GIVEN PROBLEM:
Transcribe the records below in full; pictures stay out of the copy.

====== SUPPLIED RECORDS ======

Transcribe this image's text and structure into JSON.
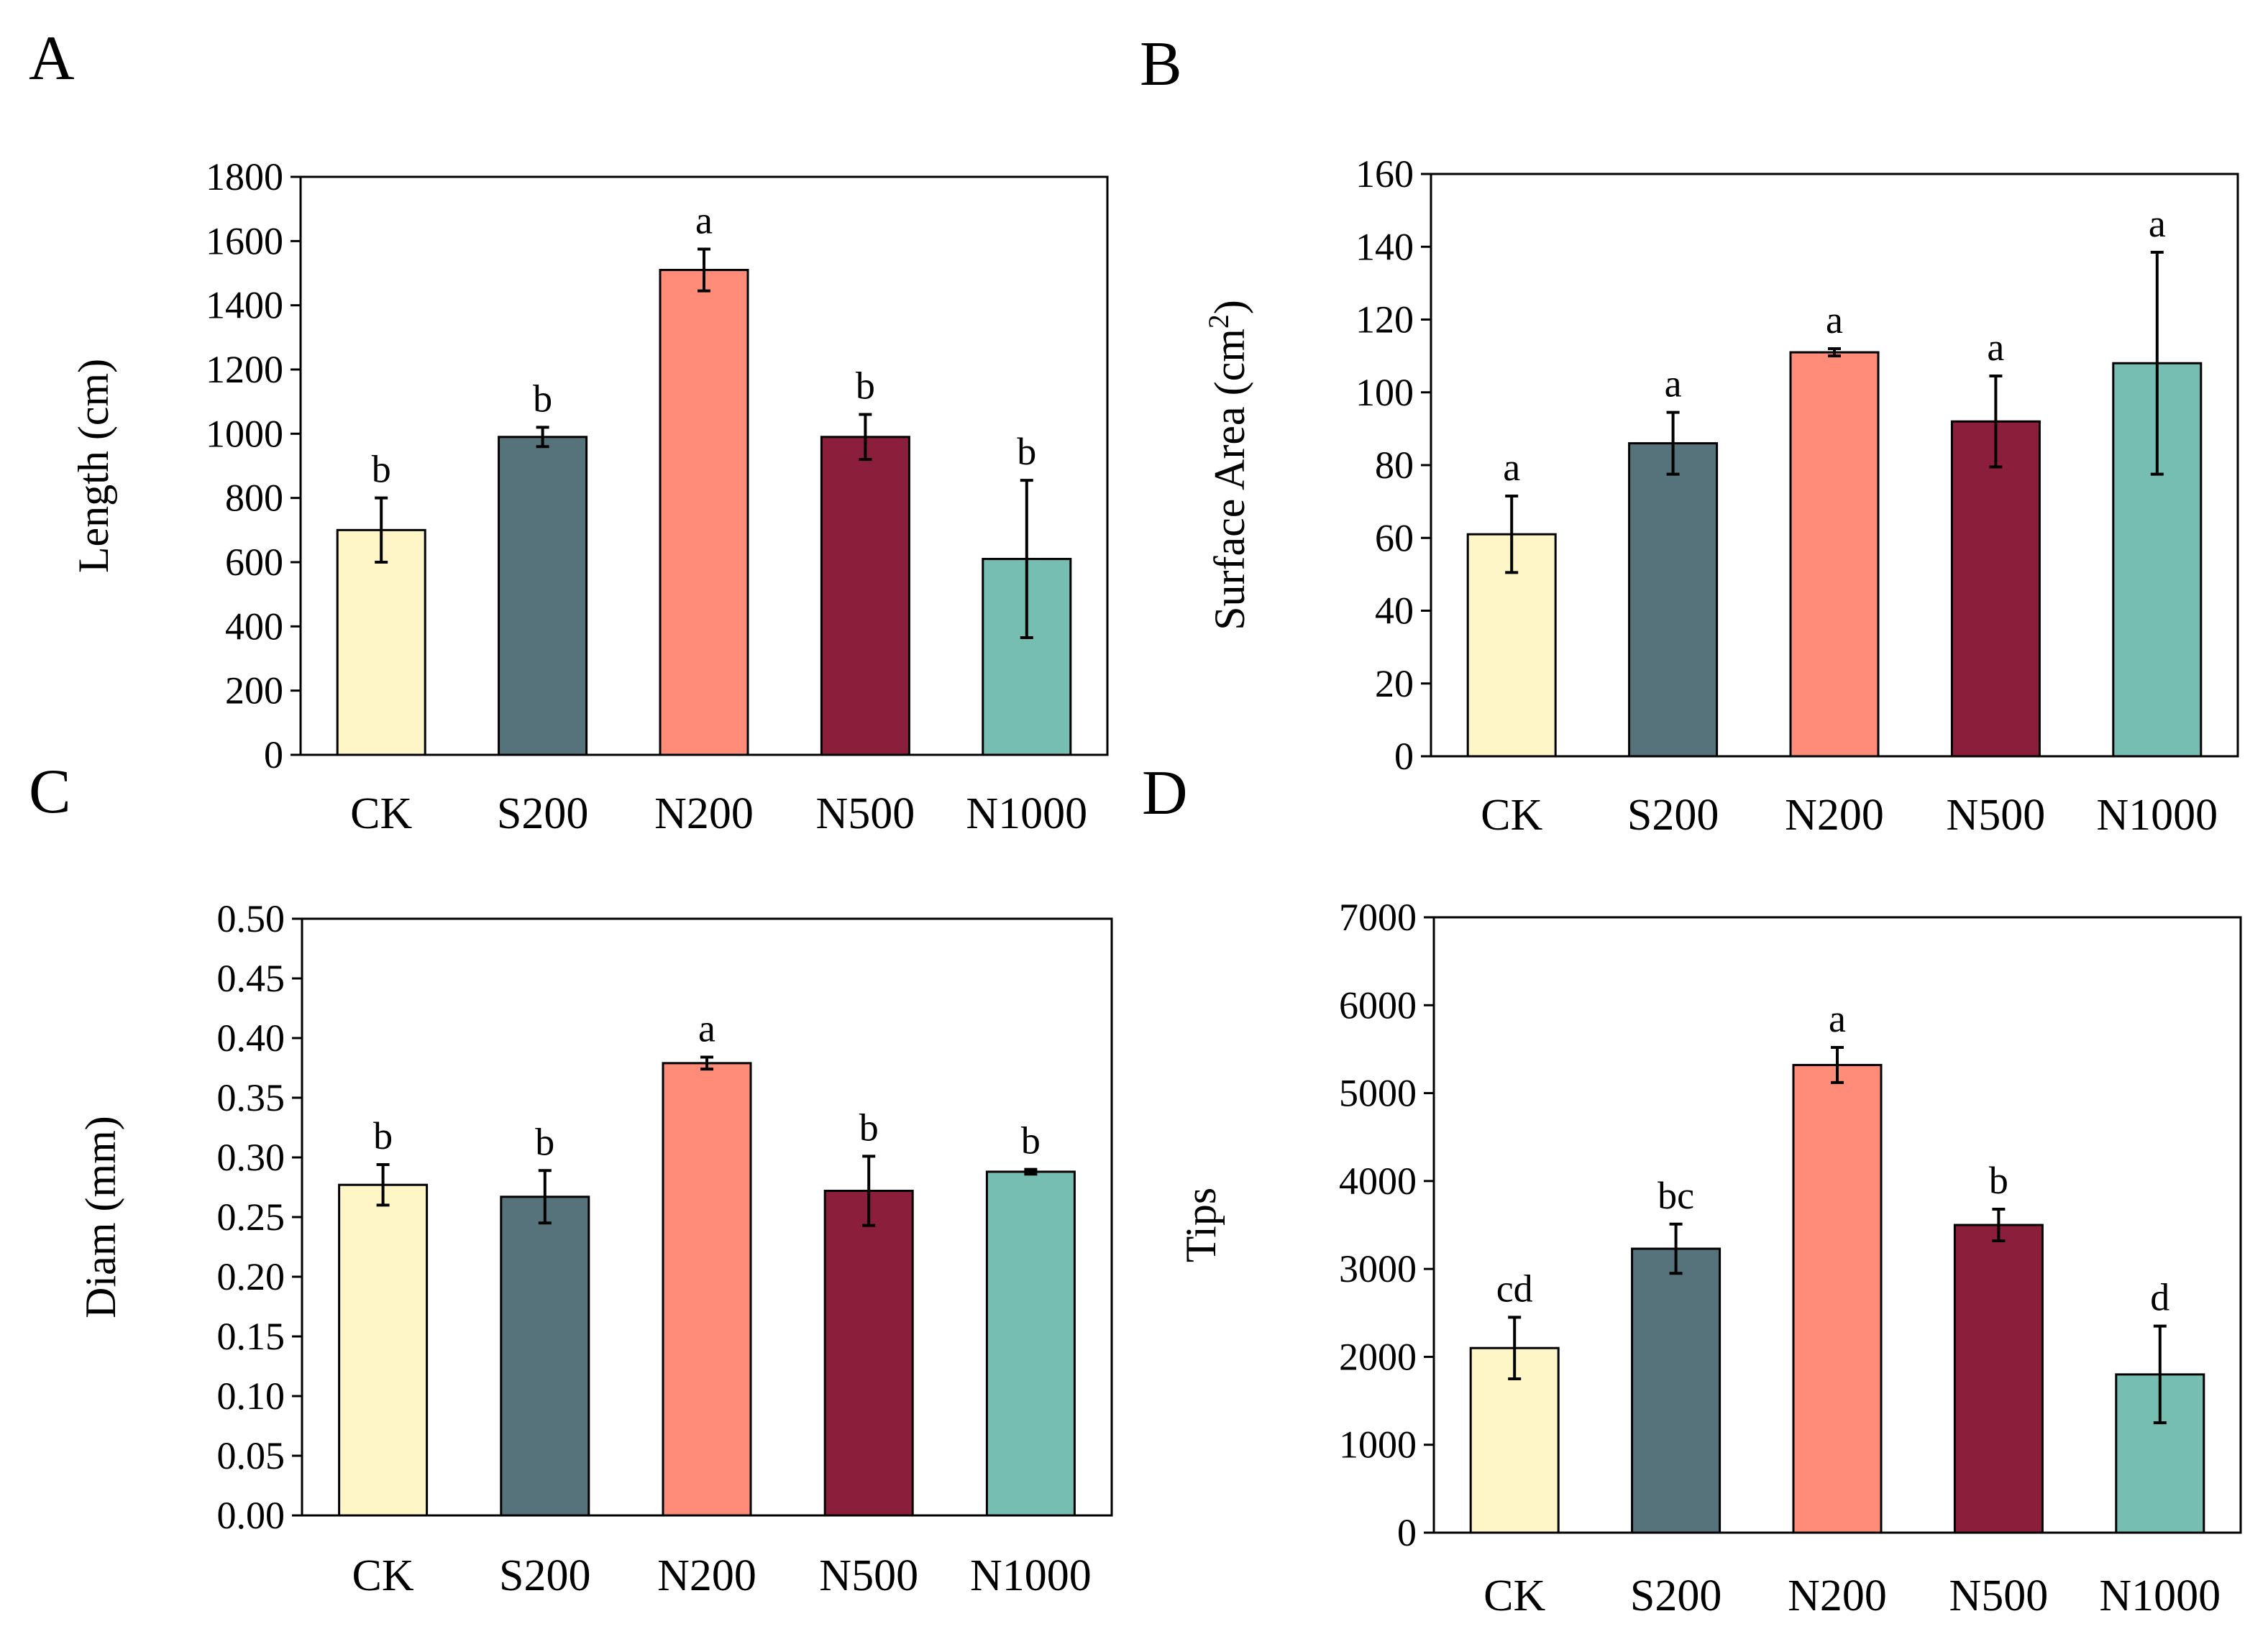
{
  "colors": [
    "#FFF6C8",
    "#56737B",
    "#FE8C79",
    "#8B1F3B",
    "#75BEB1"
  ],
  "chart_data": [
    {
      "panel": "A",
      "type": "bar",
      "categories": [
        "CK",
        "S200",
        "N200",
        "N500",
        "N1000"
      ],
      "values": [
        700,
        990,
        1510,
        990,
        610
      ],
      "errors": [
        100,
        30,
        65,
        70,
        245
      ],
      "letters": [
        "b",
        "b",
        "a",
        "b",
        "b"
      ],
      "ylabel": "Length (cm)",
      "ylim": [
        0,
        1800
      ],
      "yticks": [
        "0",
        "200",
        "400",
        "600",
        "800",
        "1000",
        "1200",
        "1400",
        "1600",
        "1800"
      ]
    },
    {
      "panel": "B",
      "type": "bar",
      "categories": [
        "CK",
        "S200",
        "N200",
        "N500",
        "N1000"
      ],
      "values": [
        61,
        86,
        111,
        92,
        108
      ],
      "errors": [
        10.5,
        8.5,
        1,
        12.5,
        30.5
      ],
      "letters": [
        "a",
        "a",
        "a",
        "a",
        "a"
      ],
      "ylabel": "Surface Area (cm",
      "ylabel_sup": "2",
      "ylabel_tail": ")",
      "ylim": [
        0,
        160
      ],
      "yticks": [
        "0",
        "20",
        "40",
        "60",
        "80",
        "100",
        "120",
        "140",
        "160"
      ]
    },
    {
      "panel": "C",
      "type": "bar",
      "categories": [
        "CK",
        "S200",
        "N200",
        "N500",
        "N1000"
      ],
      "values": [
        0.277,
        0.267,
        0.379,
        0.272,
        0.288
      ],
      "errors": [
        0.017,
        0.022,
        0.005,
        0.029,
        0.002
      ],
      "letters": [
        "b",
        "b",
        "a",
        "b",
        "b"
      ],
      "ylabel": "Diam (mm)",
      "ylim": [
        0,
        0.5
      ],
      "yticks": [
        "0.00",
        "0.05",
        "0.10",
        "0.15",
        "0.20",
        "0.25",
        "0.30",
        "0.35",
        "0.40",
        "0.45",
        "0.50"
      ]
    },
    {
      "panel": "D",
      "type": "bar",
      "categories": [
        "CK",
        "S200",
        "N200",
        "N500",
        "N1000"
      ],
      "values": [
        2100,
        3230,
        5320,
        3500,
        1800
      ],
      "errors": [
        350,
        280,
        200,
        180,
        550
      ],
      "letters": [
        "cd",
        "bc",
        "a",
        "b",
        "d"
      ],
      "ylabel": "Tips",
      "ylim": [
        0,
        7000
      ],
      "yticks": [
        "0",
        "1000",
        "2000",
        "3000",
        "4000",
        "5000",
        "6000",
        "7000"
      ]
    }
  ]
}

======

RESULT OF THIS EXERCISE:
Transcribe this image's text and structure into JSON.
{
  "colors": [
    "#FFF6C8",
    "#56737B",
    "#FE8C79",
    "#8B1F3B",
    "#75BEB1"
  ],
  "chart_data": [
    {
      "panel": "A",
      "type": "bar",
      "categories": [
        "CK",
        "S200",
        "N200",
        "N500",
        "N1000"
      ],
      "values": [
        700,
        990,
        1510,
        990,
        610
      ],
      "errors": [
        100,
        30,
        65,
        70,
        245
      ],
      "letters": [
        "b",
        "b",
        "a",
        "b",
        "b"
      ],
      "ylabel": "Length (cm)",
      "ylim": [
        0,
        1800
      ],
      "yticks": [
        "0",
        "200",
        "400",
        "600",
        "800",
        "1000",
        "1200",
        "1400",
        "1600",
        "1800"
      ]
    },
    {
      "panel": "B",
      "type": "bar",
      "categories": [
        "CK",
        "S200",
        "N200",
        "N500",
        "N1000"
      ],
      "values": [
        61,
        86,
        111,
        92,
        108
      ],
      "errors": [
        10.5,
        8.5,
        1,
        12.5,
        30.5
      ],
      "letters": [
        "a",
        "a",
        "a",
        "a",
        "a"
      ],
      "ylabel": "Surface Area (cm",
      "ylabel_sup": "2",
      "ylabel_tail": ")",
      "ylim": [
        0,
        160
      ],
      "yticks": [
        "0",
        "20",
        "40",
        "60",
        "80",
        "100",
        "120",
        "140",
        "160"
      ]
    },
    {
      "panel": "C",
      "type": "bar",
      "categories": [
        "CK",
        "S200",
        "N200",
        "N500",
        "N1000"
      ],
      "values": [
        0.277,
        0.267,
        0.379,
        0.272,
        0.288
      ],
      "errors": [
        0.017,
        0.022,
        0.005,
        0.029,
        0.002
      ],
      "letters": [
        "b",
        "b",
        "a",
        "b",
        "b"
      ],
      "ylabel": "Diam (mm)",
      "ylim": [
        0,
        0.5
      ],
      "yticks": [
        "0.00",
        "0.05",
        "0.10",
        "0.15",
        "0.20",
        "0.25",
        "0.30",
        "0.35",
        "0.40",
        "0.45",
        "0.50"
      ]
    },
    {
      "panel": "D",
      "type": "bar",
      "categories": [
        "CK",
        "S200",
        "N200",
        "N500",
        "N1000"
      ],
      "values": [
        2100,
        3230,
        5320,
        3500,
        1800
      ],
      "errors": [
        350,
        280,
        200,
        180,
        550
      ],
      "letters": [
        "cd",
        "bc",
        "a",
        "b",
        "d"
      ],
      "ylabel": "Tips",
      "ylim": [
        0,
        7000
      ],
      "yticks": [
        "0",
        "1000",
        "2000",
        "3000",
        "4000",
        "5000",
        "6000",
        "7000"
      ]
    }
  ]
}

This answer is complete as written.